Lots of Strauss waltzes are free from operas - just search for recordings. and in the hands of other composers, the waltz can be a more serious ingredient, carrying the plot, with deep meaning - as in Eugene Onegin or Faust.

But this week's opera has the classic Viennese lighthearted, alcohol-fuelled waltz. Demanded by the mysterious Prince Orlofsky, it brings his drunken party of pretenders to their feet. Here's Welsh National Opera. And here, Vancouver Opera shows how to dance the steps!! We've visited this opera before - lots of detail and links to songs, on our blog post here.

Fledermaus is of course about more than a waltz. It's Strauss's best known operetta - indeed he was known for dances, not opera, before this. The French genius of comedy, Offenbach, reputedly told him, "You ought to write operettas, Herr Strauss." (Yes, we'll get to Offenbach on this tour of comedy and dance.) So he did.

### Exercise requirements
Answer these questions from the excerpt on Fledermaus:
(a) Which two operas does it name as examples of the waltz carrying the plot with deep meaning?
(b) Which character demands the waltz in this week's opera?
(c) What did Offenbach reputedly tell Strauss?
The records that come after this text are separate material and have no connection to it.

### Extracted records
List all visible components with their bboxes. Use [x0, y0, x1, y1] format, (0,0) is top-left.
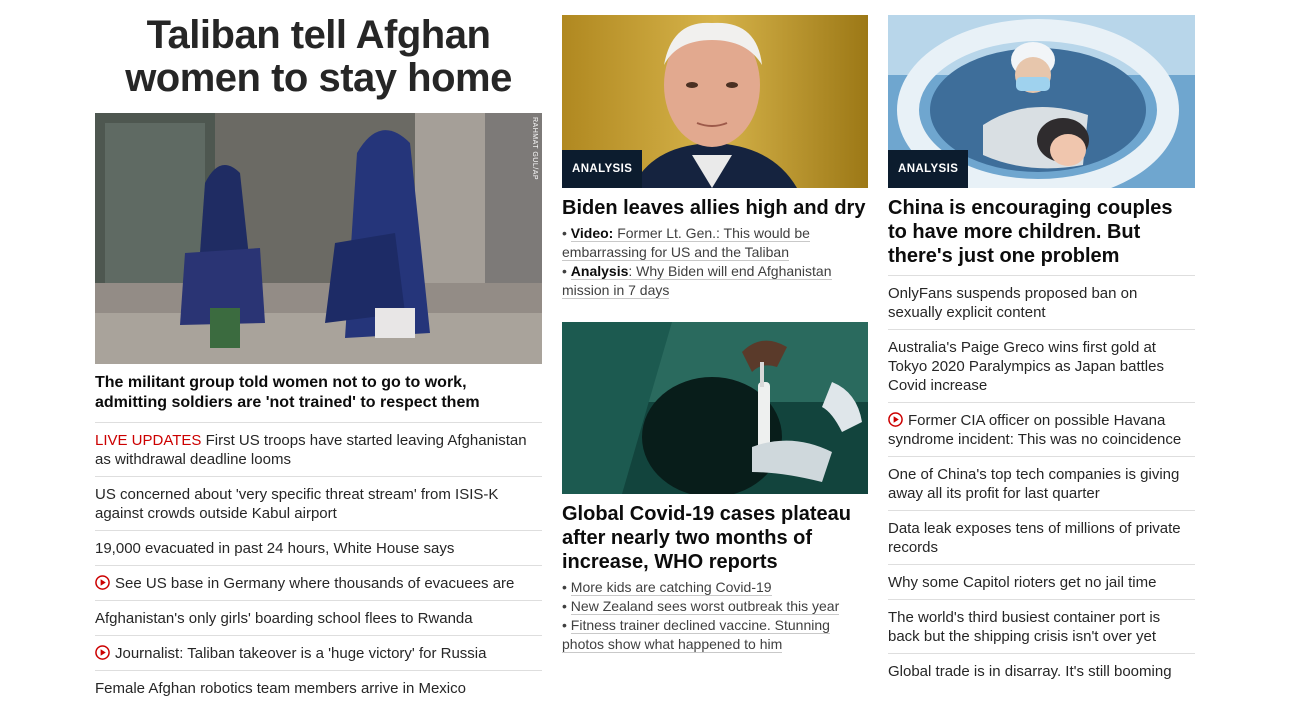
banner-headline-link[interactable]: Taliban tell Afghan women to stay home [125, 13, 512, 100]
list-item: 19,000 evacuated in past 24 hours, White… [95, 530, 542, 565]
lead-story-title[interactable]: The militant group told women not to go … [95, 373, 542, 422]
related-link[interactable]: Analysis: Why Biden will end Afghanistan… [562, 263, 832, 299]
play-video-icon [95, 575, 110, 590]
headline-link[interactable]: Female Afghan robotics team members arri… [95, 680, 466, 697]
list-item: • More kids are catching Covid-19 [562, 579, 772, 596]
related-headlines-list: LIVE UPDATES First US troops have starte… [95, 422, 542, 705]
list-item: LIVE UPDATES First US troops have starte… [95, 422, 542, 476]
list-item: The world's third busiest container port… [888, 599, 1195, 653]
analysis-badge: ANALYSIS [888, 150, 969, 188]
headline-link[interactable]: See US base in Germany where thousands o… [95, 575, 514, 592]
list-item: Journalist: Taliban takeover is a 'huge … [95, 635, 542, 670]
list-item: Data leak exposes tens of millions of pr… [888, 510, 1195, 564]
list-item: One of China's top tech companies is giv… [888, 456, 1195, 510]
list-item: Australia's Paige Greco wins first gold … [888, 329, 1195, 402]
right-column: ANALYSIS China is encouraging couples to… [888, 0, 1195, 688]
photo-credit: RAHMAT GUL/AP [531, 117, 538, 181]
headline-link[interactable]: OnlyFans suspends proposed ban on sexual… [888, 285, 1137, 321]
list-item: OnlyFans suspends proposed ban on sexual… [888, 275, 1195, 329]
covid-story-title[interactable]: Global Covid-19 cases plateau after near… [562, 502, 868, 574]
top-stories-list: OnlyFans suspends proposed ban on sexual… [888, 275, 1195, 688]
middle-column: ANALYSIS Biden leaves allies high and dr… [562, 0, 868, 654]
list-item: Former CIA officer on possible Havana sy… [888, 402, 1195, 456]
china-story-image-link[interactable]: ANALYSIS [888, 15, 1195, 188]
headline-link[interactable]: Data leak exposes tens of millions of pr… [888, 520, 1181, 556]
analysis-badge: ANALYSIS [562, 150, 643, 188]
related-link[interactable]: Video: Former Lt. Gen.: This would be em… [562, 225, 810, 261]
headline-link[interactable]: Global trade is in disarray. It's still … [888, 663, 1172, 680]
link-label: Analysis [570, 263, 629, 279]
lead-column: Taliban tell Afghan women to stay home R… [95, 0, 542, 705]
headline-text: Former CIA officer on possible Havana sy… [888, 412, 1182, 448]
lead-image-link[interactable]: RAHMAT GUL/AP [95, 113, 542, 364]
covid-story-image-link[interactable] [562, 322, 868, 494]
play-video-icon [95, 645, 110, 660]
headline-link[interactable]: The world's third busiest container port… [888, 609, 1160, 645]
biden-related-links: • Video: Former Lt. Gen.: This would be … [562, 224, 868, 300]
related-link[interactable]: New Zealand sees worst outbreak this yea… [570, 598, 840, 615]
headline-link[interactable]: Afghanistan's only girls' boarding schoo… [95, 610, 473, 627]
list-item: Global trade is in disarray. It's still … [888, 653, 1195, 688]
list-item: Why some Capitol rioters get no jail tim… [888, 564, 1195, 599]
headline-link[interactable]: LIVE UPDATES First US troops have starte… [95, 432, 527, 468]
list-item: • Fitness trainer declined vaccine. Stun… [562, 617, 830, 653]
banner-headline: Taliban tell Afghan women to stay home [95, 14, 542, 100]
list-item: Female Afghan robotics team members arri… [95, 670, 542, 705]
afghan-women-photo [95, 113, 542, 364]
list-item: • New Zealand sees worst outbreak this y… [562, 598, 840, 615]
headline-link[interactable]: Journalist: Taliban takeover is a 'huge … [95, 645, 486, 662]
headline-link[interactable]: Former CIA officer on possible Havana sy… [888, 412, 1181, 448]
related-link[interactable]: Fitness trainer declined vaccine. Stunni… [562, 617, 830, 653]
headline-text: Journalist: Taliban takeover is a 'huge … [115, 645, 487, 662]
headline-link[interactable]: One of China's top tech companies is giv… [888, 466, 1179, 502]
covid-related-links: • More kids are catching Covid-19 • New … [562, 578, 868, 654]
list-item: • Analysis: Why Biden will end Afghanist… [562, 263, 832, 299]
headline-link[interactable]: Why some Capitol rioters get no jail tim… [888, 574, 1156, 591]
biden-story-title[interactable]: Biden leaves allies high and dry [562, 196, 868, 220]
link-label: Video: [570, 225, 614, 241]
list-item: • Video: Former Lt. Gen.: This would be … [562, 225, 810, 261]
covid-test-photo [562, 322, 868, 494]
headline-link[interactable]: 19,000 evacuated in past 24 hours, White… [95, 540, 454, 557]
list-item: US concerned about 'very specific threat… [95, 476, 542, 530]
play-video-icon [888, 412, 903, 427]
related-link[interactable]: More kids are catching Covid-19 [570, 579, 772, 596]
biden-story-image-link[interactable]: ANALYSIS [562, 15, 868, 188]
list-item: See US base in Germany where thousands o… [95, 565, 542, 600]
list-item: Afghanistan's only girls' boarding schoo… [95, 600, 542, 635]
china-story-title[interactable]: China is encouraging couples to have mor… [888, 196, 1195, 275]
headline-text: See US base in Germany where thousands o… [115, 575, 515, 592]
headline-link[interactable]: Australia's Paige Greco wins first gold … [888, 339, 1164, 394]
headline-link[interactable]: US concerned about 'very specific threat… [95, 486, 498, 522]
live-updates-label: LIVE UPDATES [95, 432, 202, 449]
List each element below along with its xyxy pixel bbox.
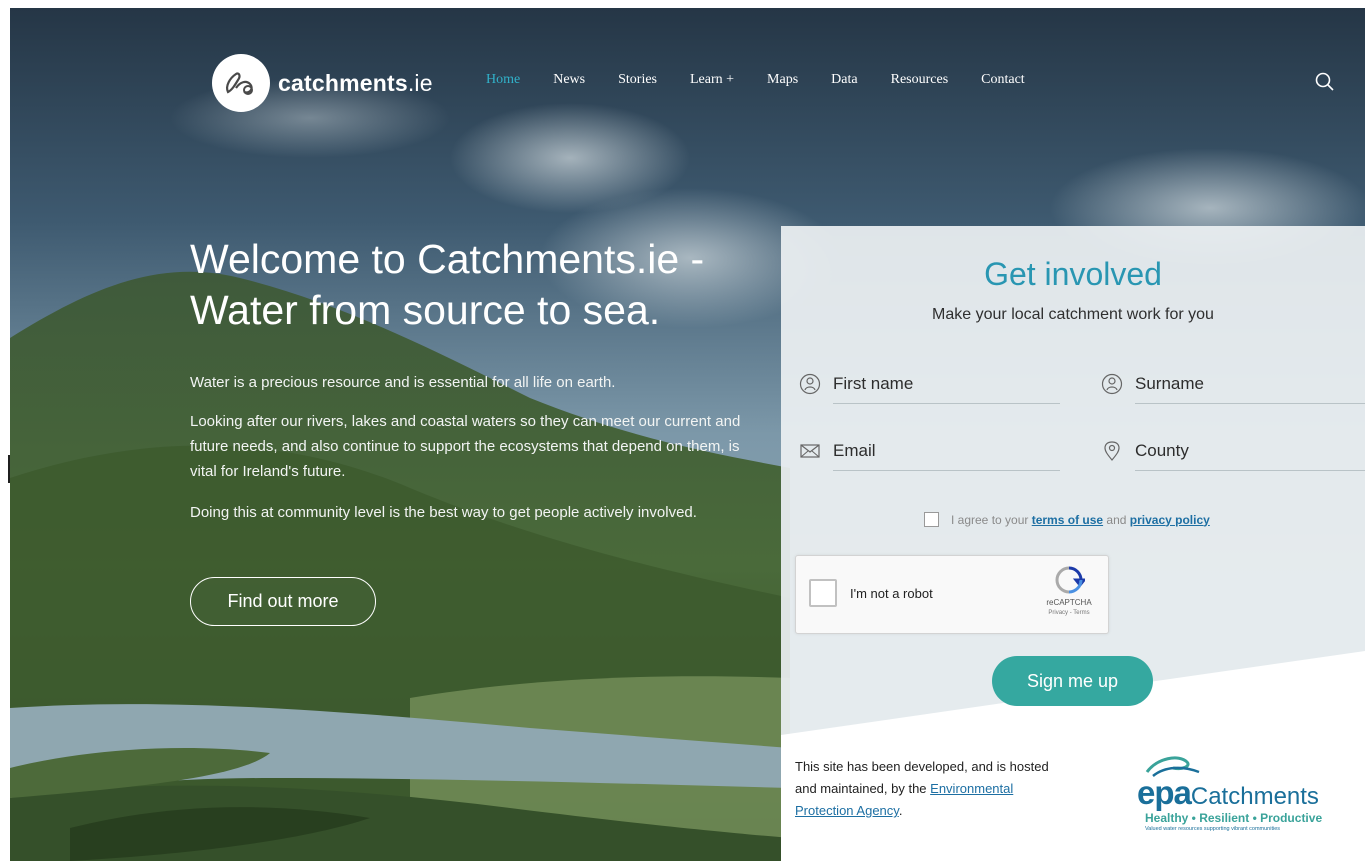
logo-text: catchments.ie [278,70,433,97]
sign-me-up-button[interactable]: Sign me up [992,656,1153,706]
nav-data[interactable]: Data [831,72,857,88]
form-subtitle: Make your local catchment work for you [932,306,1214,323]
nav-home[interactable]: Home [486,72,520,88]
surname-field [1101,364,1365,404]
recaptcha-brand: reCAPTCHA Privacy - Terms [1034,564,1104,616]
hero-title: Welcome to Catchments.ie - Water from so… [190,236,705,333]
county-input[interactable] [1133,439,1363,462]
epa-tagline: Healthy • Resilient • Productive [1145,811,1323,825]
county-field [1104,431,1365,471]
credit-suffix: . [898,803,903,818]
user-icon [1101,373,1123,394]
recaptcha-widget: I'm not a robot reCAPTCHA Privacy - Term… [795,555,1109,634]
nav-learn[interactable]: Learn + [690,72,734,88]
logo-mark-icon [212,54,270,112]
surname-input[interactable] [1133,372,1363,395]
form-title: Get involved [984,256,1162,292]
epa-credit-note: This site has been developed, and is hos… [795,756,1055,822]
epa-catchments-logo[interactable]: epaCatchments Healthy • Resilient • Prod… [1123,752,1363,832]
privacy-policy-link[interactable]: privacy policy [1130,513,1210,527]
user-icon [799,373,821,394]
terms-middle: and [1103,512,1130,527]
epa-small-text: Valued water resources supporting vibran… [1145,826,1281,832]
envelope-icon [800,443,820,458]
find-out-more-button[interactable]: Find out more [190,577,376,626]
terms-prefix: I agree to your [951,512,1032,527]
hero-paragraph-1: Water is a precious resource and is esse… [190,374,616,391]
recaptcha-checkbox[interactable] [809,579,837,607]
site-logo[interactable]: catchments.ie [212,54,433,112]
left-margin [0,8,10,861]
recaptcha-label: I'm not a robot [850,586,933,601]
nav-maps[interactable]: Maps [767,72,798,88]
terms-agreement: I agree to your terms of use and privacy… [924,512,1210,527]
logo-name: catchments [278,69,408,96]
page: catchments.ie Home News Stories Learn + … [0,0,1365,861]
epa-catchments-word: Catchments [1190,783,1319,810]
nav-news[interactable]: News [553,72,585,88]
email-field [800,431,1060,471]
terms-checkbox[interactable] [924,512,939,527]
terms-of-use-link[interactable]: terms of use [1032,513,1103,527]
first-name-field [799,364,1060,404]
hero-paragraph-3: Doing this at community level is the bes… [190,504,697,521]
first-name-input[interactable] [831,372,1058,395]
nav-stories[interactable]: Stories [618,72,657,88]
nav-contact[interactable]: Contact [981,72,1025,88]
epa-mark: epa [1137,774,1192,811]
recaptcha-logo-icon [1055,566,1088,594]
search-icon[interactable] [1314,71,1336,93]
location-pin-icon [1104,440,1120,461]
nav-resources[interactable]: Resources [891,72,949,88]
logo-tld: .ie [407,69,433,96]
epa-wordmark: epaCatchments [1137,774,1319,812]
main-nav: Home News Stories Learn + Maps Data Reso… [486,72,1058,88]
hero-paragraph-2: Looking after our rivers, lakes and coas… [190,413,741,480]
signup-panel: Get involved Make your local catchment w… [781,226,1365,861]
recaptcha-text: reCAPTCHA [1046,598,1092,607]
email-input[interactable] [831,439,1058,462]
recaptcha-links[interactable]: Privacy - Terms [1034,610,1104,616]
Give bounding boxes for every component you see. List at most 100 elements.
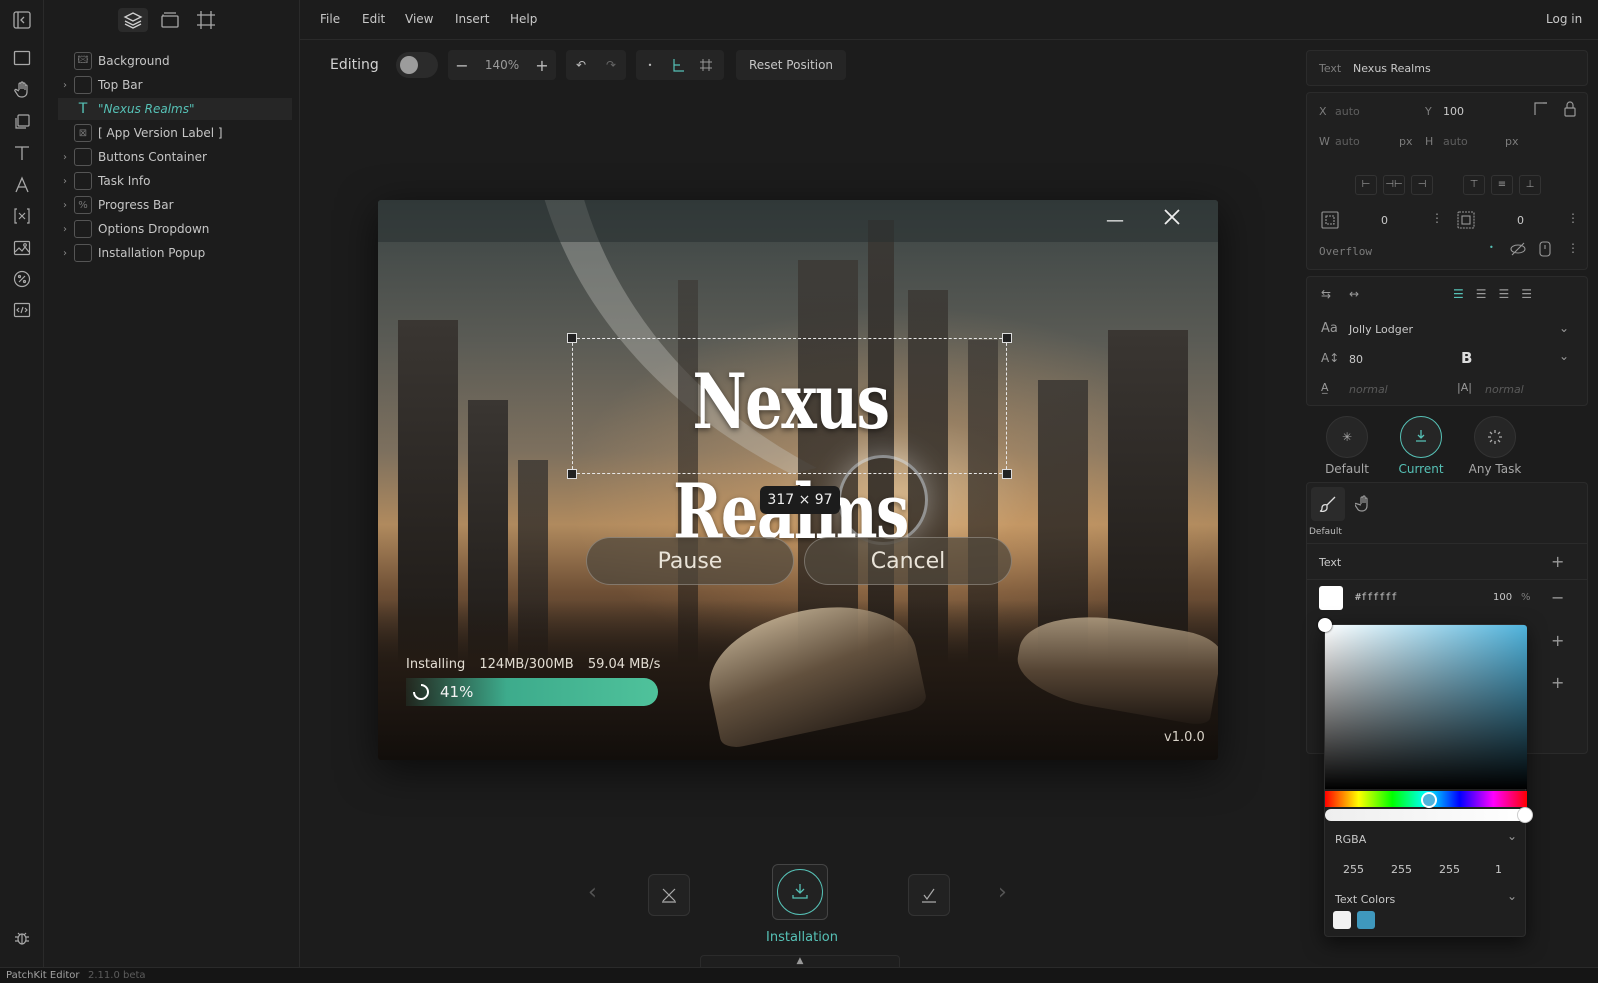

### Answer to this task
(a) Eugene Onegin and Faust.
(b) Prince Orlofsky.
(c) "You ought to write operettas, Herr Strauss."